# Start of Task material
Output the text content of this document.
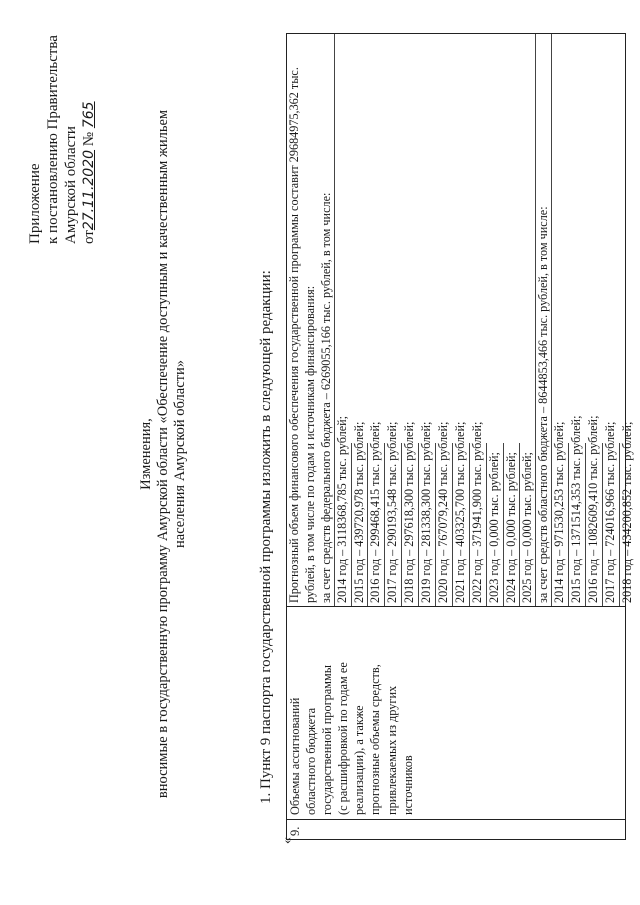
Приложение к постановлению Правительства Амурской области от27.11.2020 № 765
Изменения, вносимые в государственную программу Амурской области «Обеспечение доступным и качественным жильем населения Амурской области»	1. Пункт 9 паспорта государственной программы изложить в следующей редакции:
«
9.
Объемы ассигнований областного бюджета государственной программы (с расшифровкой по годам ее реализации), а также прогнозные объемы средств, привлекаемых из других источников
Прогнозный объем финансового обеспечения государственной программы составит 29684975,362 тыс. рублей, в том числе по годам и источникам финансирования: за счет средств федерального бюджета – 6269055,166 тыс. рублей, в том числе: 2014 год – 3118368,785 тыс. рублей; 2015 год – 439720,978 тыс. рублей; 2016 год – 299468,415 тыс. рублей; 2017 год – 290193,548 тыс. рублей; 2018 год – 297618,300 тыс. рублей; 2019 год – 281338,300 тыс. рублей; 2020 год – 767079,240 тыс. рублей; 2021 год – 403325,700 тыс. рублей; 2022 год – 371941,900 тыс. рублей; 2023 год – 0,000 тыс. рублей; 2024 год – 0,000 тыс. рублей; 2025 год – 0,000 тыс. рублей; за счет средств областного бюджета – 8644853,466 тыс. рублей, в том числе: 2014 год – 971530,253 тыс. рублей; 2015 год – 1371514,353 тыс. рублей; 2016 год – 1082609,410 тыс. рублей; 2017 год – 724016,966 тыс. рублей; 2018 год – 434200,852 тыс. рублей;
# End of Task material
Note each line of the entries that has "государственной" in it, and copy those lines.

* Answer to this problem
Изменения, вносимые в государственную программу Амурской области «Обеспечение доступным и качественным жильем населения Амурской области»	1. Пункт 9 паспорта государственной программы изложить в следующей редакции:
Объемы ассигнований областного бюджета государственной программы (с расшифровкой по годам ее реализации), а также прогнозные объемы средств, привлекаемых из других источников
Прогнозный объем финансового обеспечения государственной программы составит 29684975,362 тыс. рублей, в том числе по годам и источникам финансирования: за счет средств федерального бюджета – 6269055,166 тыс. рублей, в том числе: 2014 год – 3118368,785 тыс. рублей; 2015 год – 439720,978 тыс. рублей; 2016 год – 299468,415 тыс. рублей; 2017 год – 290193,548 тыс. рублей; 2018 год – 297618,300 тыс. рублей; 2019 год – 281338,300 тыс. рублей; 2020 год – 767079,240 тыс. рублей; 2021 год – 403325,700 тыс. рублей; 2022 год – 371941,900 тыс. рублей; 2023 год – 0,000 тыс. рублей; 2024 год – 0,000 тыс. рублей; 2025 год – 0,000 тыс. рублей; за счет средств областного бюджета – 8644853,466 тыс. рублей, в том числе: 2014 год – 971530,253 тыс. рублей; 2015 год – 1371514,353 тыс. рублей; 2016 год – 1082609,410 тыс. рублей; 2017 год – 724016,966 тыс. рублей; 2018 год – 434200,852 тыс. рублей;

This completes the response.